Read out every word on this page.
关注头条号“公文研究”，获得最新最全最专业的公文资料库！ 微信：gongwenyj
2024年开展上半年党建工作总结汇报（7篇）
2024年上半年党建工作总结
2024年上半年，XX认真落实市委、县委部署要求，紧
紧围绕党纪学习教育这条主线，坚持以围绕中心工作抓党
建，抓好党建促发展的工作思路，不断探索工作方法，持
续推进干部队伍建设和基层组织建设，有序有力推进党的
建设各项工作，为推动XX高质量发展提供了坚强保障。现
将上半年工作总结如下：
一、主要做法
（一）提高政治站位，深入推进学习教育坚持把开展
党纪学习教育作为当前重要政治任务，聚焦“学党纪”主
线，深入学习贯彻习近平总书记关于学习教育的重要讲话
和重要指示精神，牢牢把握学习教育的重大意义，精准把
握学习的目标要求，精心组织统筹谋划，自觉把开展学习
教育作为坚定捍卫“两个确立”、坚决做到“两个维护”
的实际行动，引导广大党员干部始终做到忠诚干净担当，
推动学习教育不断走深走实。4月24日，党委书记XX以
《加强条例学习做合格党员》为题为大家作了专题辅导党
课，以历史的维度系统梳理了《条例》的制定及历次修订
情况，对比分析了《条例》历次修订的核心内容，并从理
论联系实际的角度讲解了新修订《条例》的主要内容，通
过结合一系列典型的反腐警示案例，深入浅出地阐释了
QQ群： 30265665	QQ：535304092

++++++++++++++++++++

Task to carry out:
Nothing should be changed: write out all of the data as is.

Exercise response:
Read out every word on this page.
关注头条号“公文研究”，获得最新最全最专业的公文资料库！ 微信：gongwenyj
2024年开展上半年党建工作总结汇报（7篇）
2024年上半年党建工作总结
2024年上半年，XX认真落实市委、县委部署要求，紧
紧围绕党纪学习教育这条主线，坚持以围绕中心工作抓党
建，抓好党建促发展的工作思路，不断探索工作方法，持
续推进干部队伍建设和基层组织建设，有序有力推进党的
建设各项工作，为推动XX高质量发展提供了坚强保障。现
将上半年工作总结如下：
一、主要做法
（一）提高政治站位，深入推进学习教育坚持把开展
党纪学习教育作为当前重要政治任务，聚焦“学党纪”主
线，深入学习贯彻习近平总书记关于学习教育的重要讲话
和重要指示精神，牢牢把握学习教育的重大意义，精准把
握学习的目标要求，精心组织统筹谋划，自觉把开展学习
教育作为坚定捍卫“两个确立”、坚决做到“两个维护”
的实际行动，引导广大党员干部始终做到忠诚干净担当，
推动学习教育不断走深走实。4月24日，党委书记XX以
《加强条例学习做合格党员》为题为大家作了专题辅导党
课，以历史的维度系统梳理了《条例》的制定及历次修订
情况，对比分析了《条例》历次修订的核心内容，并从理
论联系实际的角度讲解了新修订《条例》的主要内容，通
过结合一系列典型的反腐警示案例，深入浅出地阐释了
QQ群： 30265665	QQ：535304092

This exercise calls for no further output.